-- Start Data in this exercise --

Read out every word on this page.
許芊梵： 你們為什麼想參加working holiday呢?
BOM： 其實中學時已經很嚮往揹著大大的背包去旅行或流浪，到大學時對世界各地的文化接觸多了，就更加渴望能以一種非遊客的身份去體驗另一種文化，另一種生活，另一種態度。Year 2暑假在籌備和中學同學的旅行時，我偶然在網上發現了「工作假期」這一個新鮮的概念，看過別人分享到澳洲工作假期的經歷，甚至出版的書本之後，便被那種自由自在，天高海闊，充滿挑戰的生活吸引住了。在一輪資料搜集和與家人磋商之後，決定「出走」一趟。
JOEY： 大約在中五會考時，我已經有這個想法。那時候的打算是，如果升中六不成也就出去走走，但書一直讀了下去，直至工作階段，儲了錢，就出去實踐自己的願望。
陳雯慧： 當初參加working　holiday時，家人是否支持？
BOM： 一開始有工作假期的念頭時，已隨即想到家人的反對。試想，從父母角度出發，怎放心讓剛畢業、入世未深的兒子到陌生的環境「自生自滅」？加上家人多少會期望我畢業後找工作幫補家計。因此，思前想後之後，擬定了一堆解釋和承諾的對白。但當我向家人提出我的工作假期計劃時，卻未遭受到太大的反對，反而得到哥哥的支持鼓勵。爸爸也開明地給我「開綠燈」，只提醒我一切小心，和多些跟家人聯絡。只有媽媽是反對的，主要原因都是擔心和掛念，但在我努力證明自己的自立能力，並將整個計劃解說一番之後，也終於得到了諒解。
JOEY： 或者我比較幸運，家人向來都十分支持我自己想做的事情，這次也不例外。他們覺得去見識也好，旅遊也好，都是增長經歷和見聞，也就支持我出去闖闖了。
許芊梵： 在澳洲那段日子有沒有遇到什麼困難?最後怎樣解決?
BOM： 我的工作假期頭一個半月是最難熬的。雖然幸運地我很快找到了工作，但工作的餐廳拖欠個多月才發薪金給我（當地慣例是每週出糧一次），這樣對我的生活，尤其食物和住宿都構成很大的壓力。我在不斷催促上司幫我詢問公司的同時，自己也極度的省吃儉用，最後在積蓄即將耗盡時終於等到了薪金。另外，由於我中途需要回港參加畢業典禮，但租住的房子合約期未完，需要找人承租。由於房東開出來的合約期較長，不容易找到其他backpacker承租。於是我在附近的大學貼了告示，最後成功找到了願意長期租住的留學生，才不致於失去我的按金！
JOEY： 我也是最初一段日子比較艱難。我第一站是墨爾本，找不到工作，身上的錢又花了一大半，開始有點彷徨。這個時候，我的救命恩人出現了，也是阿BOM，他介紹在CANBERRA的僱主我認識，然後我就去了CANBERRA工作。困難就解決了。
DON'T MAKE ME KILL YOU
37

-- End Data in this exercise --

▶ _Instruction_: Repeat each record exactly, leaving nothing out.

▶ _Answer for the task_:
Read out every word on this page.
許芊梵： 你們為什麼想參加working holiday呢?
BOM： 其實中學時已經很嚮往揹著大大的背包去旅行或流浪，到大學時對世界各地的文化接觸多了，就更加渴望能以一種非遊客的身份去體驗另一種文化，另一種生活，另一種態度。Year 2暑假在籌備和中學同學的旅行時，我偶然在網上發現了「工作假期」這一個新鮮的概念，看過別人分享到澳洲工作假期的經歷，甚至出版的書本之後，便被那種自由自在，天高海闊，充滿挑戰的生活吸引住了。在一輪資料搜集和與家人磋商之後，決定「出走」一趟。
JOEY： 大約在中五會考時，我已經有這個想法。那時候的打算是，如果升中六不成也就出去走走，但書一直讀了下去，直至工作階段，儲了錢，就出去實踐自己的願望。
陳雯慧： 當初參加working　holiday時，家人是否支持？
BOM： 一開始有工作假期的念頭時，已隨即想到家人的反對。試想，從父母角度出發，怎放心讓剛畢業、入世未深的兒子到陌生的環境「自生自滅」？加上家人多少會期望我畢業後找工作幫補家計。因此，思前想後之後，擬定了一堆解釋和承諾的對白。但當我向家人提出我的工作假期計劃時，卻未遭受到太大的反對，反而得到哥哥的支持鼓勵。爸爸也開明地給我「開綠燈」，只提醒我一切小心，和多些跟家人聯絡。只有媽媽是反對的，主要原因都是擔心和掛念，但在我努力證明自己的自立能力，並將整個計劃解說一番之後，也終於得到了諒解。
JOEY： 或者我比較幸運，家人向來都十分支持我自己想做的事情，這次也不例外。他們覺得去見識也好，旅遊也好，都是增長經歷和見聞，也就支持我出去闖闖了。
許芊梵： 在澳洲那段日子有沒有遇到什麼困難?最後怎樣解決?
BOM： 我的工作假期頭一個半月是最難熬的。雖然幸運地我很快找到了工作，但工作的餐廳拖欠個多月才發薪金給我（當地慣例是每週出糧一次），這樣對我的生活，尤其食物和住宿都構成很大的壓力。我在不斷催促上司幫我詢問公司的同時，自己也極度的省吃儉用，最後在積蓄即將耗盡時終於等到了薪金。另外，由於我中途需要回港參加畢業典禮，但租住的房子合約期未完，需要找人承租。由於房東開出來的合約期較長，不容易找到其他backpacker承租。於是我在附近的大學貼了告示，最後成功找到了願意長期租住的留學生，才不致於失去我的按金！
JOEY： 我也是最初一段日子比較艱難。我第一站是墨爾本，找不到工作，身上的錢又花了一大半，開始有點彷徨。這個時候，我的救命恩人出現了，也是阿BOM，他介紹在CANBERRA的僱主我認識，然後我就去了CANBERRA工作。困難就解決了。
DON'T MAKE ME KILL YOU
37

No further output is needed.